To be done |
Scan the data beneath this task and copy each line that includes "image".

Records for this task |
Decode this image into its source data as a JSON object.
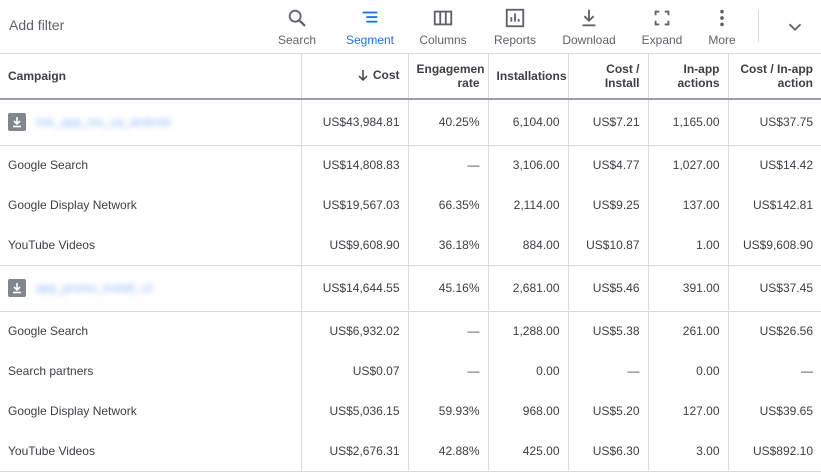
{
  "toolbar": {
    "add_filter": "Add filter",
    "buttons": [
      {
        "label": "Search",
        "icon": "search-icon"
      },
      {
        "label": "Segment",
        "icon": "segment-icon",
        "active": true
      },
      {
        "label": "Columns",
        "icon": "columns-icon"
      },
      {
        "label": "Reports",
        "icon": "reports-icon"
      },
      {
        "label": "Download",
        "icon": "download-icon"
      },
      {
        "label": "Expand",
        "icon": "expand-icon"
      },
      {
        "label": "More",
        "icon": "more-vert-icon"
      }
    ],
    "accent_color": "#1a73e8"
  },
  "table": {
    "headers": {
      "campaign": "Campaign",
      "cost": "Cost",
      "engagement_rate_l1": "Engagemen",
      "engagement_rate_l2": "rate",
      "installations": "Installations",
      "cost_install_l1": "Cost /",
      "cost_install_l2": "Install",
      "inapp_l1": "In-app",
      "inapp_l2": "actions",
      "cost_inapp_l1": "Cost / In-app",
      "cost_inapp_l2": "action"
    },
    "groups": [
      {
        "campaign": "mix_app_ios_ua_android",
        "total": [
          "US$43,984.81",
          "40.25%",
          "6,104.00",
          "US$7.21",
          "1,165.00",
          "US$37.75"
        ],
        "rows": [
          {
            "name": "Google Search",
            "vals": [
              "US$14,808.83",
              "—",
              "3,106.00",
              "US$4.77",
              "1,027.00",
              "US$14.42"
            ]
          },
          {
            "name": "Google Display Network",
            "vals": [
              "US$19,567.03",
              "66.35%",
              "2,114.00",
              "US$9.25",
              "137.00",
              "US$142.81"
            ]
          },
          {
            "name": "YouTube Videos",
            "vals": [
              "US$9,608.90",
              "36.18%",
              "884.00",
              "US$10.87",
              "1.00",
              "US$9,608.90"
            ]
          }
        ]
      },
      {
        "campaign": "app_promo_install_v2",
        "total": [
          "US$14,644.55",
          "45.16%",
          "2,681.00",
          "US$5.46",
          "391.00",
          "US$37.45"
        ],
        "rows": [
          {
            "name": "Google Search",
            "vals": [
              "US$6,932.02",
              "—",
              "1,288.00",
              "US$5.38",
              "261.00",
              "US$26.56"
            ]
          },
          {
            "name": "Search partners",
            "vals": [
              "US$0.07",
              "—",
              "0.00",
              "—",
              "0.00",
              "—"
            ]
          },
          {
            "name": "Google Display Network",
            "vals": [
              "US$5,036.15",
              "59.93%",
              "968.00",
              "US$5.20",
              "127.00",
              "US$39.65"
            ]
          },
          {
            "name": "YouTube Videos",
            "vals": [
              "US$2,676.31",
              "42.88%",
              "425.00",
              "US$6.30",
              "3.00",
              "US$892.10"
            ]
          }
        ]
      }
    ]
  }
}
---
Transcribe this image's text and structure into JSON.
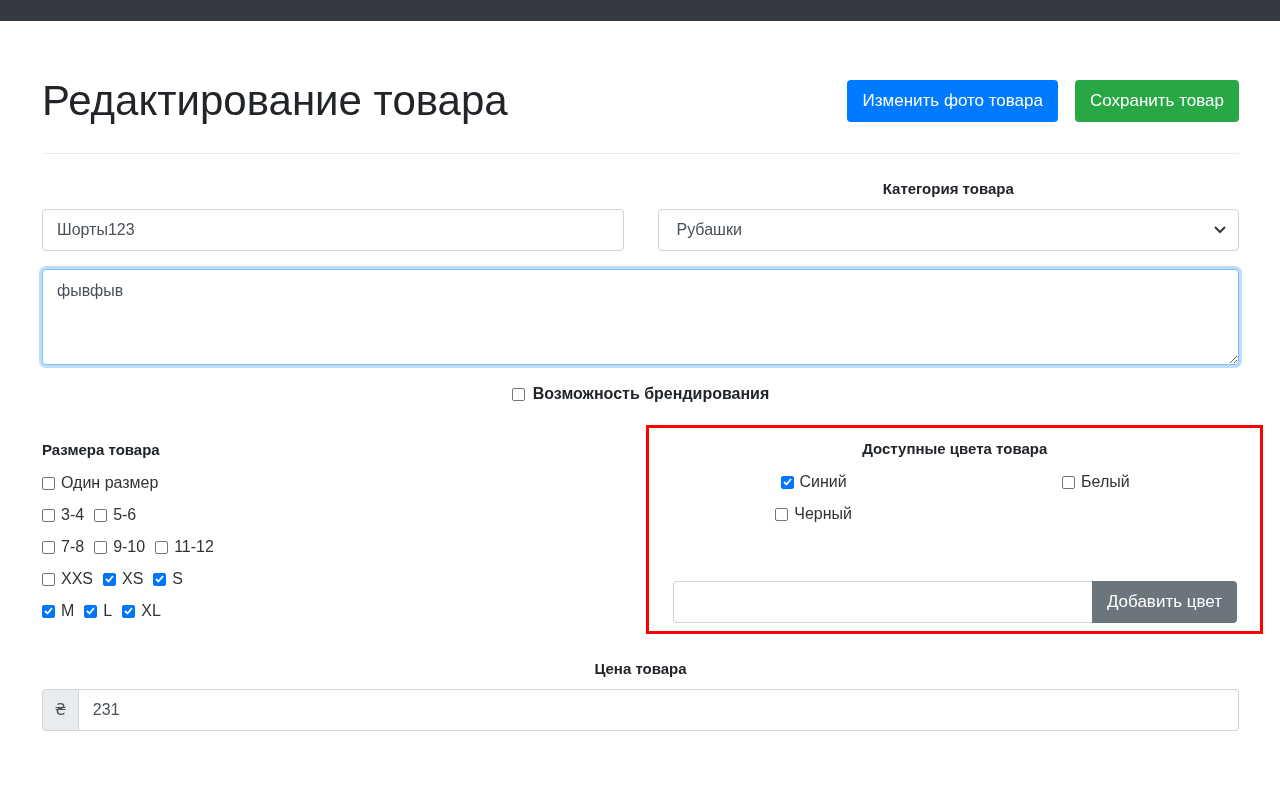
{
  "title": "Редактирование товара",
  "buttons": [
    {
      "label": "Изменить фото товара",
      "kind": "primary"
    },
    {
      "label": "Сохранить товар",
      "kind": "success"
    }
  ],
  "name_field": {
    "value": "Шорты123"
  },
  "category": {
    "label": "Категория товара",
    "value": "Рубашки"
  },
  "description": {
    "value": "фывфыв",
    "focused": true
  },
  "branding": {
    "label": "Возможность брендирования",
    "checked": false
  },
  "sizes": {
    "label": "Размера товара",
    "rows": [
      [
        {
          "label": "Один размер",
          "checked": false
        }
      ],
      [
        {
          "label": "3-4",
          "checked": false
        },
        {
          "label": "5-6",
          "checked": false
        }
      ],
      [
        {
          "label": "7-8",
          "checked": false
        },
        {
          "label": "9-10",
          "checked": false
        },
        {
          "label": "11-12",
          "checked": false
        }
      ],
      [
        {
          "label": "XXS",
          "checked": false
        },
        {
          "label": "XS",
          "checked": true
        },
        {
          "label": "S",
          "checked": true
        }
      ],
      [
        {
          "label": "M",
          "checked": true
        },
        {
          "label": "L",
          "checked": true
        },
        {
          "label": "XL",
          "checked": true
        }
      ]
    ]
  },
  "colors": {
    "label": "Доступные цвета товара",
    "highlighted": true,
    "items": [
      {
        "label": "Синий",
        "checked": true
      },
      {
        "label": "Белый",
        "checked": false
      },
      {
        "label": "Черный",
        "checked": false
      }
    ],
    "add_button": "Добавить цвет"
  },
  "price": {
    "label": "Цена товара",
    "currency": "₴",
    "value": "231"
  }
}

Output below |
Decode this image into its source data as a JSON object.
Transcribe this image's text and structure into JSON.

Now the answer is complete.